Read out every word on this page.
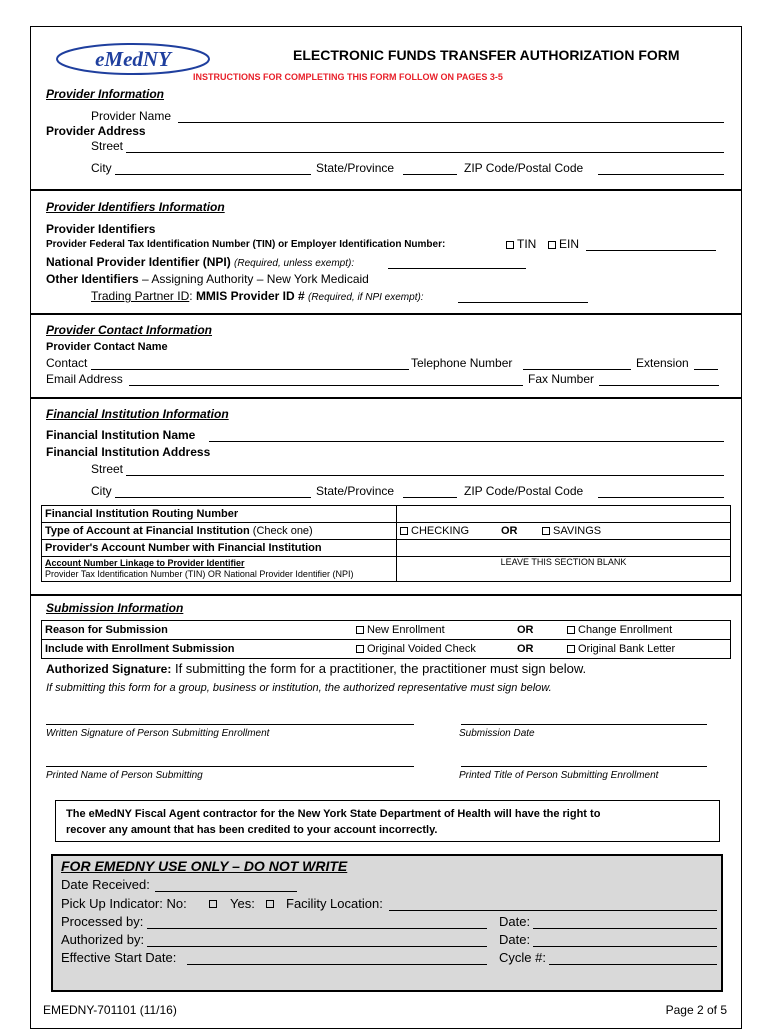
eMedNY	ELECTRONIC FUNDS TRANSFER AUTHORIZATION FORM
INSTRUCTIONS FOR COMPLETING THIS FORM FOLLOW ON PAGES 3-5
Provider Information
Provider Name
Provider Address
Street
City	State/Province	ZIP Code/Postal Code
Provider Identifiers Information
Provider Identifiers
Provider Federal Tax Identification Number (TIN) or Employer Identification Number:	TIN	EIN
National Provider Identifier (NPI) (Required, unless exempt):
Other Identifiers – Assigning Authority – New York Medicaid
Trading Partner ID: MMIS Provider ID # (Required, if NPI exempt):
Provider Contact Information
Provider Contact Name
Contact	Telephone Number	Extension
Email Address	Fax Number
Financial Institution Information
Financial Institution Name
Financial Institution Address
Street
City	State/Province	ZIP Code/Postal Code
Financial Institution Routing Number			
Type of Account at Financial Institution (Check one)	CHECKING	OR	SAVINGS
Provider's Account Number with Financial Institution			

Account Number Linkage to Provider Identifier
Provider Tax Identification Number (TIN) OR National Provider Identifier (NPI)	LEAVE THIS SECTION BLANK		
Submission Information
Reason for Submission	New Enrollment	OR	Change Enrollment
Include with Enrollment Submission	Original Voided Check	OR	Original Bank Letter
Authorized Signature: If submitting the form for a practitioner, the practitioner must sign below.
If submitting this form for a group, business or institution, the authorized representative must sign below.
Written Signature of Person Submitting Enrollment	Submission Date
Printed Name of Person Submitting	Printed Title of Person Submitting Enrollment
The eMedNY Fiscal Agent contractor for the New York State Department of Health will have the right to
recover any amount that has been credited to your account incorrectly.
FOR EMEDNY USE ONLY – DO NOT WRITE
Date Received:
Pick Up Indicator: No:	Yes: Facility Location:
Processed by:	Date:
Authorized by:	Date:
Effective Start Date:	Cycle #:
EMEDNY-701101 (11/16)	Page 2 of 5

• • •

§ **WHAT YOU WILL DO**
Counting only lines of the data above that hold "Date", report the total and nothing else.

§ **OUTPUT OF THE TASK**
5